• DO THIS
Reproduce the records that follow in full, excluding any picture they contain.

## START DATA LISTING

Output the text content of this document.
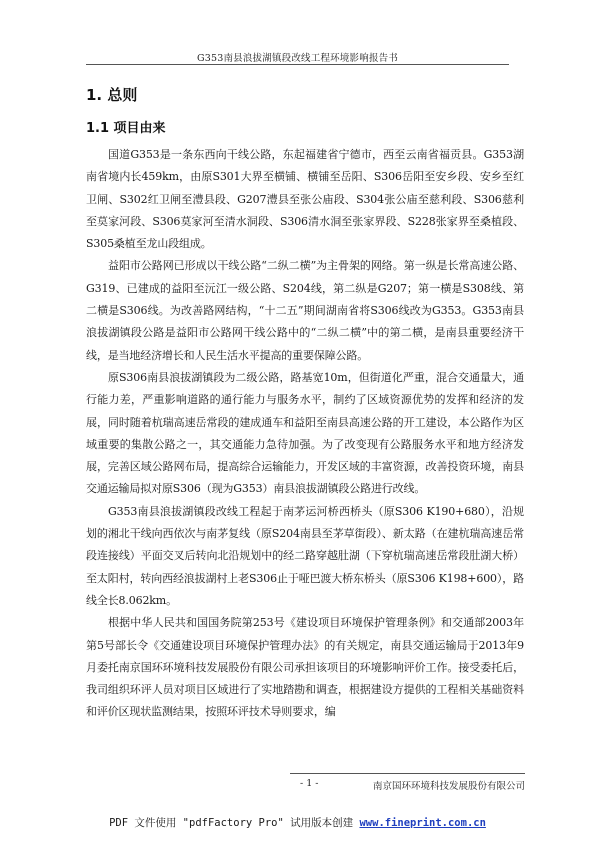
G353南县浪拔湖镇段改线工程环境影响报告书
1. 总则
1.1 项目由来

国道G353是一条东西向干线公路，东起福建省宁德市，西至云南省福贡县。G353湖南省境内长459km，由原S301大界至横铺、横铺至岳阳、S306岳阳至安乡段、安乡至红卫闸、S302红卫闸至澧县段、G207澧县至张公庙段、S304张公庙至慈利段、S306慈利至莫家河段、S306莫家河至清水洞段、S306清水洞至张家界段、S228张家界至桑植段、S305桑植至龙山段组成。

益阳市公路网已形成以干线公路“二纵二横”为主骨架的网络。第一纵是长常高速公路、G319、已建成的益阳至沅江一级公路、S204线，第二纵是G207；第一横是S308线、第二横是S306线。为改善路网结构，“十二五”期间湖南省将S306线改为G353。G353南县浪拔湖镇段公路是益阳市公路网干线公路中的“二纵二横”中的第二横，是南县重要经济干线，是当地经济增长和人民生活水平提高的重要保障公路。

原S306南县浪拔湖镇段为二级公路，路基宽10m，但街道化严重，混合交通量大，通行能力差，严重影响道路的通行能力与服务水平，制约了区域资源优势的发挥和经济的发展，同时随着杭瑞高速岳常段的建成通车和益阳至南县高速公路的开工建设，本公路作为区域重要的集散公路之一，其交通能力急待加强。为了改变现有公路服务水平和地方经济发展，完善区域公路网布局，提高综合运输能力，开发区域的丰富资源，改善投资环境，南县交通运输局拟对原S306（现为G353）南县浪拔湖镇段公路进行改线。

G353南县浪拔湖镇段改线工程起于南茅运河桥西桥头（原S306 K190+680），沿规划的湘北干线向西依次与南茅复线（原S204南县至茅草街段）、新太路（在建杭瑞高速岳常段连接线）平面交叉后转向北沿规划中的经二路穿越肚湖（下穿杭瑞高速岳常段肚湖大桥）至太阳村，转向西经浪拔湖村上老S306止于哑巴渡大桥东桥头（原S306 K198+600），路线全长8.062km。

根据中华人民共和国国务院第253号《建设项目环境保护管理条例》和交通部2003年第5号部长令《交通建设项目环境保护管理办法》的有关规定，南县交通运输局于2013年9月委托南京国环环境科技发展股份有限公司承担该项目的环境影响评价工作。接受委托后，我司组织环评人员对项目区域进行了实地踏勘和调查，根据建设方提供的工程相关基础资料和评价区现状监测结果，按照环评技术导则要求，编

- 1 -	南京国环环境科技发展股份有限公司
PDF 文件使用 "pdfFactory Pro" 试用版本创建 www.fineprint.com.cn
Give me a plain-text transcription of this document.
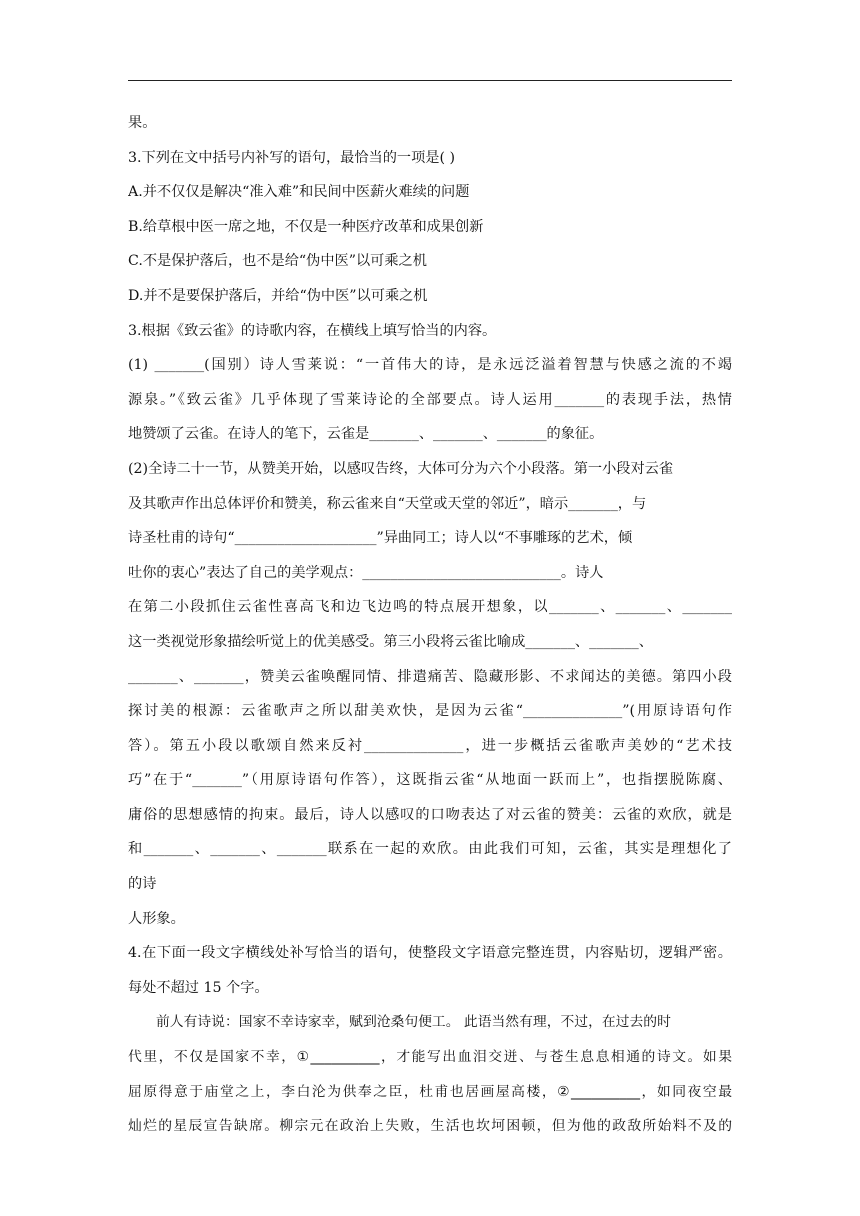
果。
3.下列在文中括号内补写的语句，最恰当的一项是( )
A.并不仅仅是解决“准入难”和民间中医薪火难续的问题
B.给草根中医一席之地，不仅是一种医疗改革和成果创新
C.不是保护落后，也不是给“伪中医”以可乘之机
D.并不是要保护落后，并给“伪中医”以可乘之机
3.根据《致云雀》的诗歌内容，在横线上填写恰当的内容。
(1) _______(国别）诗人雪莱说：“一首伟大的诗，是永远泛溢着智慧与快感之流的不竭
源泉。”《致云雀》几乎体现了雪莱诗论的全部要点。诗人运用_______的表现手法，热情
地赞颂了云雀。在诗人的笔下，云雀是_______、_______、_______的象征。
(2)全诗二十一节，从赞美开始，以感叹告终，大体可分为六个小段落。第一小段对云雀
及其歌声作出总体评价和赞美，称云雀来自“天堂或天堂的邻近”，暗示_______，与
诗圣杜甫的诗句“____________________”异曲同工；诗人以“不事雕琢的艺术，倾
吐你的衷心”表达了自己的美学观点：____________________________。诗人
在第二小段抓住云雀性喜高飞和边飞边鸣的特点展开想象，以_______、_______、_______
这一类视觉形象描绘听觉上的优美感受。第三小段将云雀比喻成_______、_______、
_______、_______，赞美云雀唤醒同情、排遣痛苦、隐藏形影、不求闻达的美德。第四小段
探讨美的根源：云雀歌声之所以甜美欢快，是因为云雀“______________”(用原诗语句作
答）。第五小段以歌颂自然来反衬______________，进一步概括云雀歌声美妙的“艺术技
巧”在于“_______”（用原诗语句作答），这既指云雀“从地面一跃而上”，也指摆脱陈腐、
庸俗的思想感情的拘束。最后，诗人以感叹的口吻表达了对云雀的赞美：云雀的欢欣，就是
和_______、_______、_______联系在一起的欢欣。由此我们可知，云雀，其实是理想化了
的诗
人形象。
4.在下面一段文字横线处补写恰当的语句，使整段文字语意完整连贯，内容贴切，逻辑严密。
每处不超过 15 个字。
前人有诗说：国家不幸诗家幸，赋到沧桑句便工。 此语当然有理，不过，在过去的时
代里，不仅是国家不幸，①__________，才能写出血泪交迸、与苍生息息相通的诗文。如果
屈原得意于庙堂之上，李白沦为供奉之臣，杜甫也居画屋高楼，②__________，如同夜空最
灿烂的星辰宣告缺席。柳宗元在政治上失败，生活也坎坷困顿，但为他的政敌所始料不及的
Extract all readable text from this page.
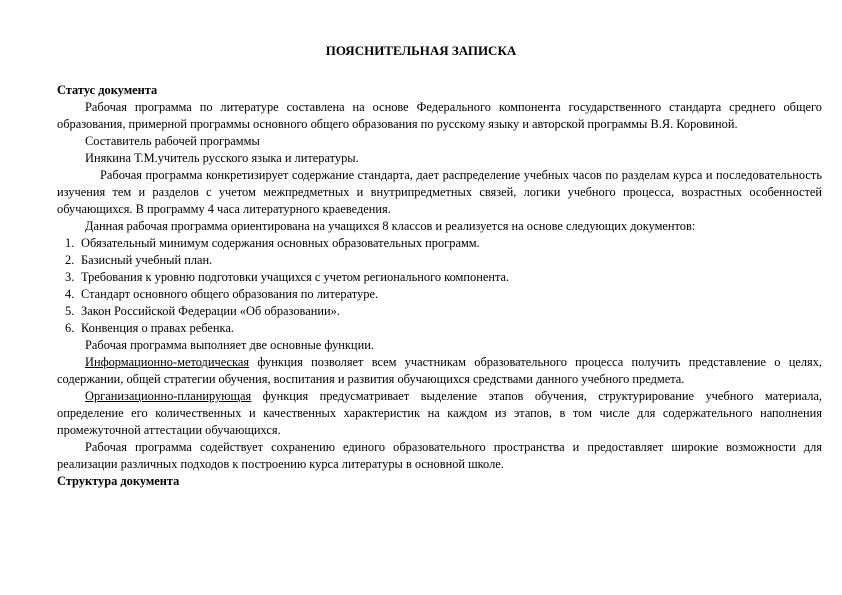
ПОЯСНИТЕЛЬНАЯ ЗАПИСКА

Статус документа

Рабочая программа по литературе составлена на основе Федерального компонента государственного стандарта среднего общего образования, примерной программы основного общего образования по русскому языку и авторской программы В.Я. Коровиной.

Составитель рабочей программы

Инякина Т.М.учитель русского языка и литературы.

Рабочая программа конкретизирует содержание стандарта, дает распределение учебных часов по разделам курса и последовательность изучения тем и разделов с учетом межпредметных и внутрипредметных связей, логики учебного процесса, возрастных особенностей обучающихся. В программу 4 часа литературного краеведения.

Данная рабочая программа ориентирована на учащихся 8 классов и реализуется на основе следующих документов:

1. Обязательный минимум содержания основных образовательных программ.
2. Базисный учебный план.
3. Требования к уровню подготовки учащихся с учетом регионального компонента.
4. Стандарт основного общего образования по литературе.
5. Закон Российской Федерации «Об образовании».
6. Конвенция о правах ребенка.

Рабочая программа выполняет две основные функции.

Информационно-методическая функция позволяет всем участникам образовательного процесса получить представление о целях, содержании, общей стратегии обучения, воспитания и развития обучающихся средствами данного учебного предмета.

Организационно-планирующая функция предусматривает выделение этапов обучения, структурирование учебного материала, определение его количественных и качественных характеристик на каждом из этапов, в том числе для содержательного наполнения промежуточной аттестации обучающихся.

Рабочая программа содействует сохранению единого образовательного пространства и предоставляет широкие возможности для реализации различных подходов к построению курса литературы в основной школе.

Структура документа
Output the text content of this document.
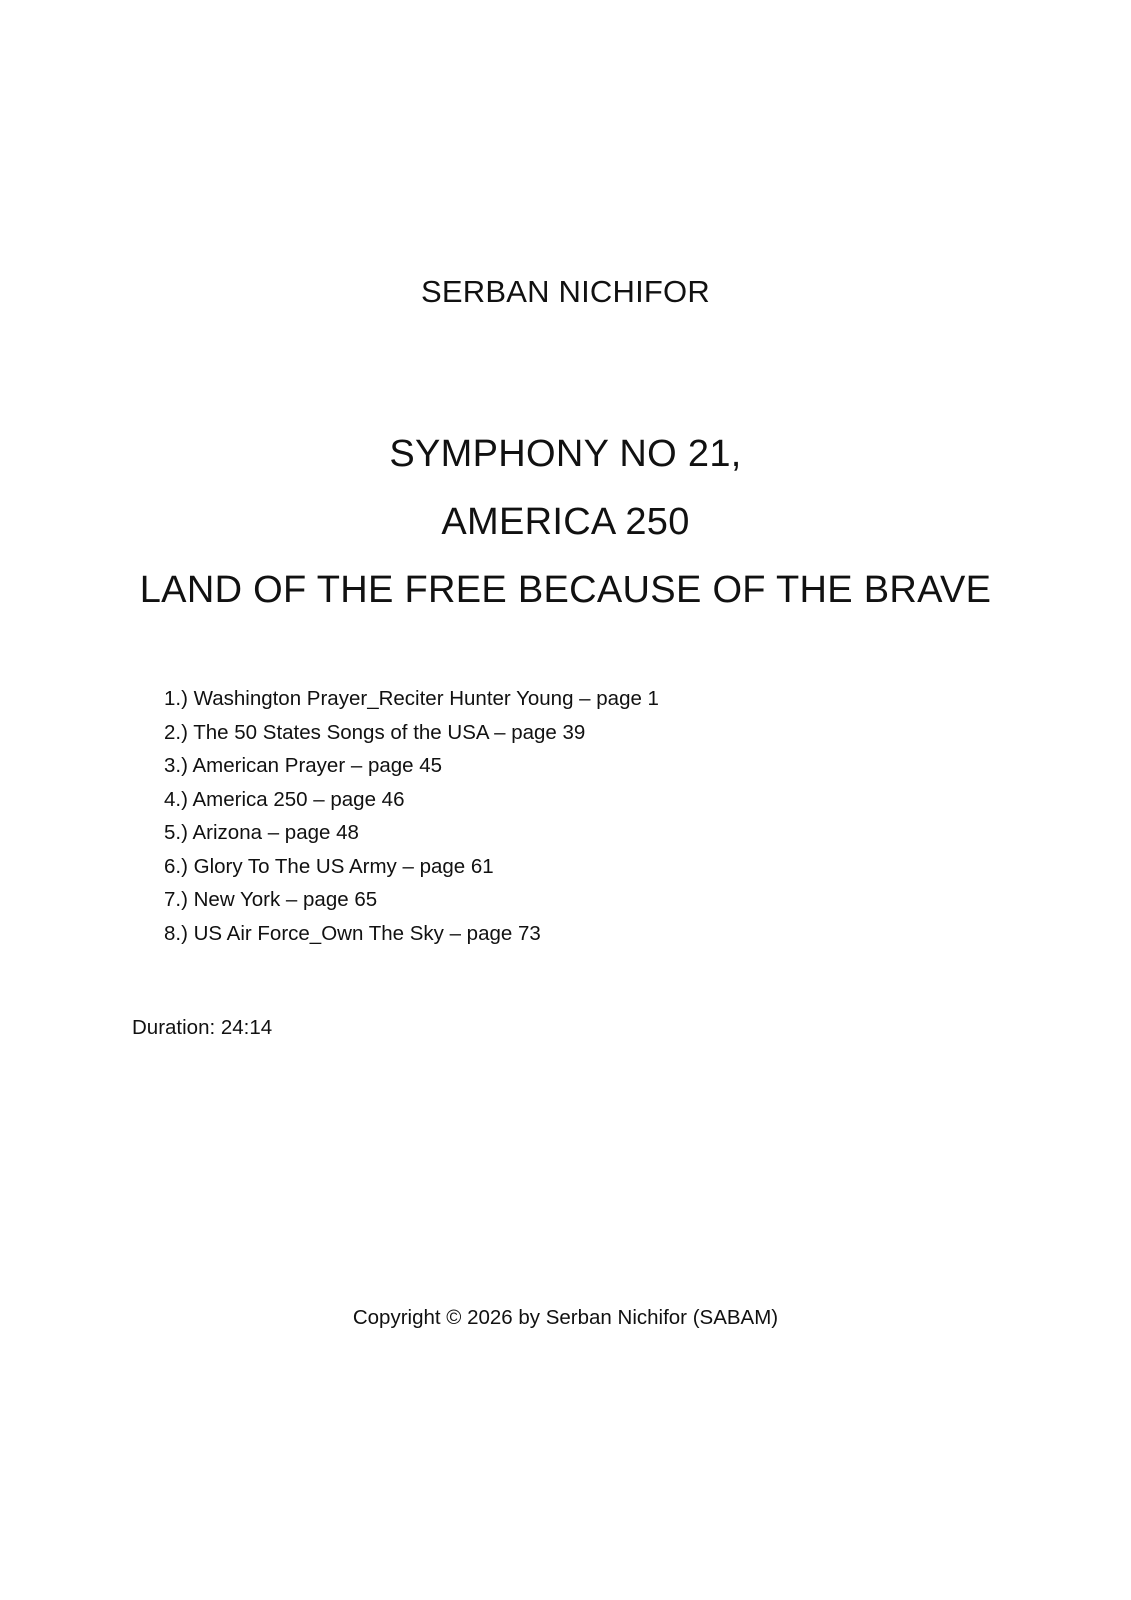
SERBAN NICHIFOR
SYMPHONY NO 21,
AMERICA 250
LAND OF THE FREE BECAUSE OF THE BRAVE
1.) Washington Prayer_Reciter Hunter Young – page 1
2.) The 50 States Songs of the USA – page 39
3.) American Prayer – page 45
4.) America 250 – page 46
5.) Arizona – page 48
6.) Glory To The US Army – page 61
7.) New York – page 65
8.) US Air Force_Own The Sky – page 73
Duration: 24:14
Copyright © 2026 by Serban Nichifor (SABAM)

## END DATA LISTING

• WRITTEN ANSWER
Output the text content of this document.
G353南县浪拔湖镇段改线工程环境影响报告书
1. 总则
1.1 项目由来

国道G353是一条东西向干线公路，东起福建省宁德市，西至云南省福贡县。G353湖南省境内长459km，由原S301大界至横铺、横铺至岳阳、S306岳阳至安乡段、安乡至红卫闸、S302红卫闸至澧县段、G207澧县至张公庙段、S304张公庙至慈利段、S306慈利至莫家河段、S306莫家河至清水洞段、S306清水洞至张家界段、S228张家界至桑植段、S305桑植至龙山段组成。

益阳市公路网已形成以干线公路“二纵二横”为主骨架的网络。第一纵是长常高速公路、G319、已建成的益阳至沅江一级公路、S204线，第二纵是G207；第一横是S308线、第二横是S306线。为改善路网结构，“十二五”期间湖南省将S306线改为G353。G353南县浪拔湖镇段公路是益阳市公路网干线公路中的“二纵二横”中的第二横，是南县重要经济干线，是当地经济增长和人民生活水平提高的重要保障公路。

原S306南县浪拔湖镇段为二级公路，路基宽10m，但街道化严重，混合交通量大，通行能力差，严重影响道路的通行能力与服务水平，制约了区域资源优势的发挥和经济的发展，同时随着杭瑞高速岳常段的建成通车和益阳至南县高速公路的开工建设，本公路作为区域重要的集散公路之一，其交通能力急待加强。为了改变现有公路服务水平和地方经济发展，完善区域公路网布局，提高综合运输能力，开发区域的丰富资源，改善投资环境，南县交通运输局拟对原S306（现为G353）南县浪拔湖镇段公路进行改线。

G353南县浪拔湖镇段改线工程起于南茅运河桥西桥头（原S306 K190+680），沿规划的湘北干线向西依次与南茅复线（原S204南县至茅草街段）、新太路（在建杭瑞高速岳常段连接线）平面交叉后转向北沿规划中的经二路穿越肚湖（下穿杭瑞高速岳常段肚湖大桥）至太阳村，转向西经浪拔湖村上老S306止于哑巴渡大桥东桥头（原S306 K198+600），路线全长8.062km。

根据中华人民共和国国务院第253号《建设项目环境保护管理条例》和交通部2003年第5号部长令《交通建设项目环境保护管理办法》的有关规定，南县交通运输局于2013年9月委托南京国环环境科技发展股份有限公司承担该项目的环境影响评价工作。接受委托后，我司组织环评人员对项目区域进行了实地踏勘和调查，根据建设方提供的工程相关基础资料和评价区现状监测结果，按照环评技术导则要求，编

- 1 -	南京国环环境科技发展股份有限公司
PDF 文件使用 "pdfFactory Pro" 试用版本创建 www.fineprint.com.cn
Give me a plain-text transcription of this document.
果。
3.下列在文中括号内补写的语句，最恰当的一项是( )
A.并不仅仅是解决“准入难”和民间中医薪火难续的问题
B.给草根中医一席之地，不仅是一种医疗改革和成果创新
C.不是保护落后，也不是给“伪中医”以可乘之机
D.并不是要保护落后，并给“伪中医”以可乘之机
3.根据《致云雀》的诗歌内容，在横线上填写恰当的内容。
(1) _______(国别）诗人雪莱说：“一首伟大的诗，是永远泛溢着智慧与快感之流的不竭
源泉。”《致云雀》几乎体现了雪莱诗论的全部要点。诗人运用_______的表现手法，热情
地赞颂了云雀。在诗人的笔下，云雀是_______、_______、_______的象征。
(2)全诗二十一节，从赞美开始，以感叹告终，大体可分为六个小段落。第一小段对云雀
及其歌声作出总体评价和赞美，称云雀来自“天堂或天堂的邻近”，暗示_______，与
诗圣杜甫的诗句“____________________”异曲同工；诗人以“不事雕琢的艺术，倾
吐你的衷心”表达了自己的美学观点：____________________________。诗人
在第二小段抓住云雀性喜高飞和边飞边鸣的特点展开想象，以_______、_______、_______
这一类视觉形象描绘听觉上的优美感受。第三小段将云雀比喻成_______、_______、
_______、_______，赞美云雀唤醒同情、排遣痛苦、隐藏形影、不求闻达的美德。第四小段
探讨美的根源：云雀歌声之所以甜美欢快，是因为云雀“______________”(用原诗语句作
答）。第五小段以歌颂自然来反衬______________，进一步概括云雀歌声美妙的“艺术技
巧”在于“_______”（用原诗语句作答），这既指云雀“从地面一跃而上”，也指摆脱陈腐、
庸俗的思想感情的拘束。最后，诗人以感叹的口吻表达了对云雀的赞美：云雀的欢欣，就是
和_______、_______、_______联系在一起的欢欣。由此我们可知，云雀，其实是理想化了
的诗
人形象。
4.在下面一段文字横线处补写恰当的语句，使整段文字语意完整连贯，内容贴切，逻辑严密。
每处不超过 15 个字。
前人有诗说：国家不幸诗家幸，赋到沧桑句便工。 此语当然有理，不过，在过去的时
代里，不仅是国家不幸，①__________，才能写出血泪交迸、与苍生息息相通的诗文。如果
屈原得意于庙堂之上，李白沦为供奉之臣，杜甫也居画屋高楼，②__________，如同夜空最
灿烂的星辰宣告缺席。柳宗元在政治上失败，生活也坎坷困顿，但为他的政敌所始料不及的
Extract all readable text from this page.
ПОЯСНИТЕЛЬНАЯ ЗАПИСКА

Статус документа

Рабочая программа по литературе составлена на основе Федерального компонента государственного стандарта среднего общего образования, примерной программы основного общего образования по русскому языку и авторской программы В.Я. Коровиной.

Составитель рабочей программы

Инякина Т.М.учитель русского языка и литературы.

Рабочая программа конкретизирует содержание стандарта, дает распределение учебных часов по разделам курса и последовательность изучения тем и разделов с учетом межпредметных и внутрипредметных связей, логики учебного процесса, возрастных особенностей обучающихся. В программу 4 часа литературного краеведения.

Данная рабочая программа ориентирована на учащихся 8 классов и реализуется на основе следующих документов:

1. Обязательный минимум содержания основных образовательных программ.
2. Базисный учебный план.
3. Требования к уровню подготовки учащихся с учетом регионального компонента.
4. Стандарт основного общего образования по литературе.
5. Закон Российской Федерации «Об образовании».
6. Конвенция о правах ребенка.

Рабочая программа выполняет две основные функции.

Информационно-методическая функция позволяет всем участникам образовательного процесса получить представление о целях, содержании, общей стратегии обучения, воспитания и развития обучающихся средствами данного учебного предмета.

Организационно-планирующая функция предусматривает выделение этапов обучения, структурирование учебного материала, определение его количественных и качественных характеристик на каждом из этапов, в том числе для содержательного наполнения промежуточной аттестации обучающихся.

Рабочая программа содействует сохранению единого образовательного пространства и предоставляет широкие возможности для реализации различных подходов к построению курса литературы в основной школе.

Структура документа
Output the text content of this document.
SERBAN NICHIFOR
SYMPHONY NO 21,
AMERICA 250
LAND OF THE FREE BECAUSE OF THE BRAVE
1.) Washington Prayer_Reciter Hunter Young – page 1
2.) The 50 States Songs of the USA – page 39
3.) American Prayer – page 45
4.) America 250 – page 46
5.) Arizona – page 48
6.) Glory To The US Army – page 61
7.) New York – page 65
8.) US Air Force_Own The Sky – page 73
Duration: 24:14
Copyright © 2026 by Serban Nichifor (SABAM)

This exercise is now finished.